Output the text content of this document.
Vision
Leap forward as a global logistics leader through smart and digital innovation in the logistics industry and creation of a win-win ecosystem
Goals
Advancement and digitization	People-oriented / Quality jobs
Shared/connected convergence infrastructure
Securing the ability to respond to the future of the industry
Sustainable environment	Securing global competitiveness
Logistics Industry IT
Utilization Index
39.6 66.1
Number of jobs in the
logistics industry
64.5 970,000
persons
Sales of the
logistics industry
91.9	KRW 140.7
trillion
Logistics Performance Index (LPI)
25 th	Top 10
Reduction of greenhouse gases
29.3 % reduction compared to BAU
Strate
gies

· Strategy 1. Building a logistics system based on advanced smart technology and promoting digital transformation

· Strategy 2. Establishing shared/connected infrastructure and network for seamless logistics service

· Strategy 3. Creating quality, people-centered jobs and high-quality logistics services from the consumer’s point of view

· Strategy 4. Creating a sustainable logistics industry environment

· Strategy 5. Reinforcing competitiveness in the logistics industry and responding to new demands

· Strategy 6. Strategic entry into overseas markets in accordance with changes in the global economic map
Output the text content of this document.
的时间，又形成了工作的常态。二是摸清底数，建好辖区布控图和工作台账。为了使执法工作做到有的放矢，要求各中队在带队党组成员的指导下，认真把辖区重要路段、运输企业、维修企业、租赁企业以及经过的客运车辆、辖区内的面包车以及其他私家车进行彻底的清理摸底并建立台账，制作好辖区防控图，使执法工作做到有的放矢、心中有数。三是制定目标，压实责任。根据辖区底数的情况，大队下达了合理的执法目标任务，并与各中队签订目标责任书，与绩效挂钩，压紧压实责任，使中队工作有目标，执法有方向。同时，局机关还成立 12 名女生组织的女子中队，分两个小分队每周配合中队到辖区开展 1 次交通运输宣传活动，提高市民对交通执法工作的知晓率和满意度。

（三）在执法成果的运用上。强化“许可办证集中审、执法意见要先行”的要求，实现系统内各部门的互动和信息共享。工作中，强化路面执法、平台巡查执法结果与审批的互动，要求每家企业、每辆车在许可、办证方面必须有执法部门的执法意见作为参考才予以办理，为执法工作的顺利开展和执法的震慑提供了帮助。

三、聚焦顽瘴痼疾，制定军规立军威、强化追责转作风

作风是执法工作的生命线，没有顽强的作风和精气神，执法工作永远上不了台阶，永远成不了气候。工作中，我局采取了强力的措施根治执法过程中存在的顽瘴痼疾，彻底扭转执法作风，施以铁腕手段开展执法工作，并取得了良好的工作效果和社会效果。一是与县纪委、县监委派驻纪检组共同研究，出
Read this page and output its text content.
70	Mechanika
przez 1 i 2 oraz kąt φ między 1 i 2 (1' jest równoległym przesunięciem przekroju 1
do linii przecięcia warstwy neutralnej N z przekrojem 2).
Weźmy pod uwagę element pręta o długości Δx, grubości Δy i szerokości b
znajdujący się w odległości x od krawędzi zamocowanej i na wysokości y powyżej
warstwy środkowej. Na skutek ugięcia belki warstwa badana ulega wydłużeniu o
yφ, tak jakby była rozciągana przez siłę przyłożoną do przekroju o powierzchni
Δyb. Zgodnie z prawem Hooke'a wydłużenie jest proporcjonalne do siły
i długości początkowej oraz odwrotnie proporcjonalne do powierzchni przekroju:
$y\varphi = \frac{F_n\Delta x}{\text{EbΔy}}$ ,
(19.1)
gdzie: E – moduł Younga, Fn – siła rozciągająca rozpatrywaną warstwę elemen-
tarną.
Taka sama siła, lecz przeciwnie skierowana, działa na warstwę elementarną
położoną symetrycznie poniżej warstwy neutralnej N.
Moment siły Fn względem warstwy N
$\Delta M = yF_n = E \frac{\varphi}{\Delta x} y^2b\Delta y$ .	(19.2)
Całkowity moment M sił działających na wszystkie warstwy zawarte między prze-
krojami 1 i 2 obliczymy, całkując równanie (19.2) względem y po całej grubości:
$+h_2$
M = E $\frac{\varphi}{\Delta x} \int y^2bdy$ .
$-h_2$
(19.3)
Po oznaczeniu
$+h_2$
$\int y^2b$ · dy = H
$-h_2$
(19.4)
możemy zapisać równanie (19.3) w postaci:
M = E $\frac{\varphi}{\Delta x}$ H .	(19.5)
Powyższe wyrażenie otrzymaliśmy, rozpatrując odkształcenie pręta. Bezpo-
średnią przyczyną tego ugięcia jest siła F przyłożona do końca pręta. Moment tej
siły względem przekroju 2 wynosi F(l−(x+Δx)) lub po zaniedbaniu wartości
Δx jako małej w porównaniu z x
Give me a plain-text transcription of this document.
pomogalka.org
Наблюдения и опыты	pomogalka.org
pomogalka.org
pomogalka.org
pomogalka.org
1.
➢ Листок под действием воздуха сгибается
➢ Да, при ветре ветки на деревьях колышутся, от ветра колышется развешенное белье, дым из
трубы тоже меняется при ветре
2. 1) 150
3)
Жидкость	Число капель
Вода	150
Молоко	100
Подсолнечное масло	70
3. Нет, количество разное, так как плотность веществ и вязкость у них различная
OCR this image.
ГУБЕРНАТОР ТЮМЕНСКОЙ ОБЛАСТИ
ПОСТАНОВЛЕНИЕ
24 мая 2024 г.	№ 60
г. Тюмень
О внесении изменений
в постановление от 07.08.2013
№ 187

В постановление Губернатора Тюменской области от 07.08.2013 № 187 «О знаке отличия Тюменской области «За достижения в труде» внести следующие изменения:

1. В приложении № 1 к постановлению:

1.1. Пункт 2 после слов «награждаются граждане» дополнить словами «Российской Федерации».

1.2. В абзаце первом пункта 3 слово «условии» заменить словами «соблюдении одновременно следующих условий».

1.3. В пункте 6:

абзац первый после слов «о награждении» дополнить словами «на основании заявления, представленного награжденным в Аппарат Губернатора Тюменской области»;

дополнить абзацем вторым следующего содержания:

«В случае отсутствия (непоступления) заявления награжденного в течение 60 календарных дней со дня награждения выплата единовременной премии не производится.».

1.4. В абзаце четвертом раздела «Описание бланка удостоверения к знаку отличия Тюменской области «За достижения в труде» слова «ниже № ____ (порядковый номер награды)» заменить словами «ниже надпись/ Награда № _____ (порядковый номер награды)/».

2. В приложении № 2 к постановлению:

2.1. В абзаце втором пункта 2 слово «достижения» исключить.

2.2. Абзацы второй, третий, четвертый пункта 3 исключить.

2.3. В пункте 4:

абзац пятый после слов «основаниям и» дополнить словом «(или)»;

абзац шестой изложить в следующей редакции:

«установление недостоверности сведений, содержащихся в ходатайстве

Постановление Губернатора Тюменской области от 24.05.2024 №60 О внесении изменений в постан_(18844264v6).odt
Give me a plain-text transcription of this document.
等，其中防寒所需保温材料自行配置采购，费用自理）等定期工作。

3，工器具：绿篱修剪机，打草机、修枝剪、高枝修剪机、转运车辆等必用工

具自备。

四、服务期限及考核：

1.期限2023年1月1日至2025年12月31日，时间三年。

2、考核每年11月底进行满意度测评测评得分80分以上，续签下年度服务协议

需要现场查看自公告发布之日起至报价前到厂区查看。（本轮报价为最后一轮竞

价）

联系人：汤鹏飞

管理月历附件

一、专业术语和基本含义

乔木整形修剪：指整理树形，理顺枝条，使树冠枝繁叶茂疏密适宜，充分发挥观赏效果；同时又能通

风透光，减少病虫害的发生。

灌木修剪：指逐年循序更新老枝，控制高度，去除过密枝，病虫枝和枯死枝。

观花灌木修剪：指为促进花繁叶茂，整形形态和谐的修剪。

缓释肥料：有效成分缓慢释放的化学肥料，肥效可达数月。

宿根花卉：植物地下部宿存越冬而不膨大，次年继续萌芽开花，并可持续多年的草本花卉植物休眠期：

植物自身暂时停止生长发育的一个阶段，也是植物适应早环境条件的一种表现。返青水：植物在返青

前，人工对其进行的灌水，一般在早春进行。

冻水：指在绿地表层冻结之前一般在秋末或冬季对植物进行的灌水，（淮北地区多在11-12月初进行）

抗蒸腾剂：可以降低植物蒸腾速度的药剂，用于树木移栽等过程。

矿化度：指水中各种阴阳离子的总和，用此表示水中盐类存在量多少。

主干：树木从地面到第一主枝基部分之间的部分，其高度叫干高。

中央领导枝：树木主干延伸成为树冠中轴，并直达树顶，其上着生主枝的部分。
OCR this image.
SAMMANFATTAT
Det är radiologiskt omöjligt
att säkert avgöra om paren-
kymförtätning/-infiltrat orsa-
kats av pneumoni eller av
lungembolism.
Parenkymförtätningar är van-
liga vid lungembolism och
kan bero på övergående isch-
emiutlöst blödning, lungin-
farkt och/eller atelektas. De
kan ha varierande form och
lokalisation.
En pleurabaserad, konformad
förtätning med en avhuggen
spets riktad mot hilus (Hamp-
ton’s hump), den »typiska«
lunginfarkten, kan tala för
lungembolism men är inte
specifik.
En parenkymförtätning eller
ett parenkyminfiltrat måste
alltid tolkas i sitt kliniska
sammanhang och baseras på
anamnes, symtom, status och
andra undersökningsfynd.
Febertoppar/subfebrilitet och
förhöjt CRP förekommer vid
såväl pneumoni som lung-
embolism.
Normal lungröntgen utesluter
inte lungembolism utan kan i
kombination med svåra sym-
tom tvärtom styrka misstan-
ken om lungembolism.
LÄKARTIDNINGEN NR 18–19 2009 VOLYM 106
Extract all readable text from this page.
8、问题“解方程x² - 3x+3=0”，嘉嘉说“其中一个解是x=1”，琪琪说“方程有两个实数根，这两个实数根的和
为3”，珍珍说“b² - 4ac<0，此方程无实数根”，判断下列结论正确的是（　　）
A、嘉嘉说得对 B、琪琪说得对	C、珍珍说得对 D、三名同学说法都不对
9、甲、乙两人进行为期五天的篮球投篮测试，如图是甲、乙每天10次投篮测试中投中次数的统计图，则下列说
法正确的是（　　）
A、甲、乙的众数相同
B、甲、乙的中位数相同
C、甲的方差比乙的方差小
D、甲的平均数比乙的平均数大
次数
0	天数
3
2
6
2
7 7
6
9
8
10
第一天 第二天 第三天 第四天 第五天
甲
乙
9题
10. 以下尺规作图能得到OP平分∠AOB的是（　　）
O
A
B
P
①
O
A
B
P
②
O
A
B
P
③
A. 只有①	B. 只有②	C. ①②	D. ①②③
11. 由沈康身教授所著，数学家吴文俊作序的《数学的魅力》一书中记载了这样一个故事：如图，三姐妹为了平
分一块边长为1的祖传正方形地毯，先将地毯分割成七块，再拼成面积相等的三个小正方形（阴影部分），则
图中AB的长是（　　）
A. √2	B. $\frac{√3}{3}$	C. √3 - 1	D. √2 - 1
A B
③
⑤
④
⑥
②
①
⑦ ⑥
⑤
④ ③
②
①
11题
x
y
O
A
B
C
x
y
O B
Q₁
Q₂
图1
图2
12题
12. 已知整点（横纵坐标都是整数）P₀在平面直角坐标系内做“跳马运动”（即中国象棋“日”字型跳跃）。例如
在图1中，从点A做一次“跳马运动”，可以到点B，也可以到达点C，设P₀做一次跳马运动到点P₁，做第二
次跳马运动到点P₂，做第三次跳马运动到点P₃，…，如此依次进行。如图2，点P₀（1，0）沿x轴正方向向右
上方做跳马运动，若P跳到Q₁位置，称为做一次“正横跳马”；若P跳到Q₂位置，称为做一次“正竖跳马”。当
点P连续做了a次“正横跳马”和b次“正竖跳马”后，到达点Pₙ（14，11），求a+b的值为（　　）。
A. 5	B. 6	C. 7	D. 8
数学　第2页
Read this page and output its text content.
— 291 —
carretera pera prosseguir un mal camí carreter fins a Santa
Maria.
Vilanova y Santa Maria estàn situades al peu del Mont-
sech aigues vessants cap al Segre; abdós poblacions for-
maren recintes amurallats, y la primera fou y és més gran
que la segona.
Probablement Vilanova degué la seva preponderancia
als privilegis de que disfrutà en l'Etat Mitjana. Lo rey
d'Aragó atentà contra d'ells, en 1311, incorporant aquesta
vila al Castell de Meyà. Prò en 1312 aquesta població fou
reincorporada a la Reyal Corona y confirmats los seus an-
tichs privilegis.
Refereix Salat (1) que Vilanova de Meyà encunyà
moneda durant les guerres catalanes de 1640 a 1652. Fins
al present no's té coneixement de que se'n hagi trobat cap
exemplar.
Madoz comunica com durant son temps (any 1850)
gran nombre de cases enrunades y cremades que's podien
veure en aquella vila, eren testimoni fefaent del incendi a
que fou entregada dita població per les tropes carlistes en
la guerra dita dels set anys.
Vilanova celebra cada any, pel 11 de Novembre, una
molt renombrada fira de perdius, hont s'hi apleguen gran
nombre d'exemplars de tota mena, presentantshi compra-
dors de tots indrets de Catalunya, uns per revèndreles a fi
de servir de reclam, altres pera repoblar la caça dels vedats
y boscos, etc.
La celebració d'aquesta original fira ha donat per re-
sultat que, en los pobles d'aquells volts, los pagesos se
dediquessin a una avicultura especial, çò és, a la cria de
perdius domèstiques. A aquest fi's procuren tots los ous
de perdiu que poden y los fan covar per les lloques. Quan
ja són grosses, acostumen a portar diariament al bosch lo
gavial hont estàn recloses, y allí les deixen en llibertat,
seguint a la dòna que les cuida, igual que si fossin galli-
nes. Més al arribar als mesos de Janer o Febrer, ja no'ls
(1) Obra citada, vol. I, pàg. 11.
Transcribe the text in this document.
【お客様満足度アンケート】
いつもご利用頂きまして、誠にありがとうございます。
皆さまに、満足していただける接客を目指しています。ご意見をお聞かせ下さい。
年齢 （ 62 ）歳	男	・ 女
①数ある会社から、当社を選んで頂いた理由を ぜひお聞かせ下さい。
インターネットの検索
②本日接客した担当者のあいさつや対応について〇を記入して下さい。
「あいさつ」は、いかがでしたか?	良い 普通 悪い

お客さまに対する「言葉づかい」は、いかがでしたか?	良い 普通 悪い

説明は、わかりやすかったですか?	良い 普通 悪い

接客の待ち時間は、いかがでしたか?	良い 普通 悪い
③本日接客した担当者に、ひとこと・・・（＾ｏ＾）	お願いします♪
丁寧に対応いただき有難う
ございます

━━━━━━━━━━━━━━━━━━━━━━━━━━━━━━

* **Goal**:
In the records above, collect each line with "постановлению".

* **Written response**:
1. В приложении № 1 к постановлению:
2. В приложении № 2 к постановлению:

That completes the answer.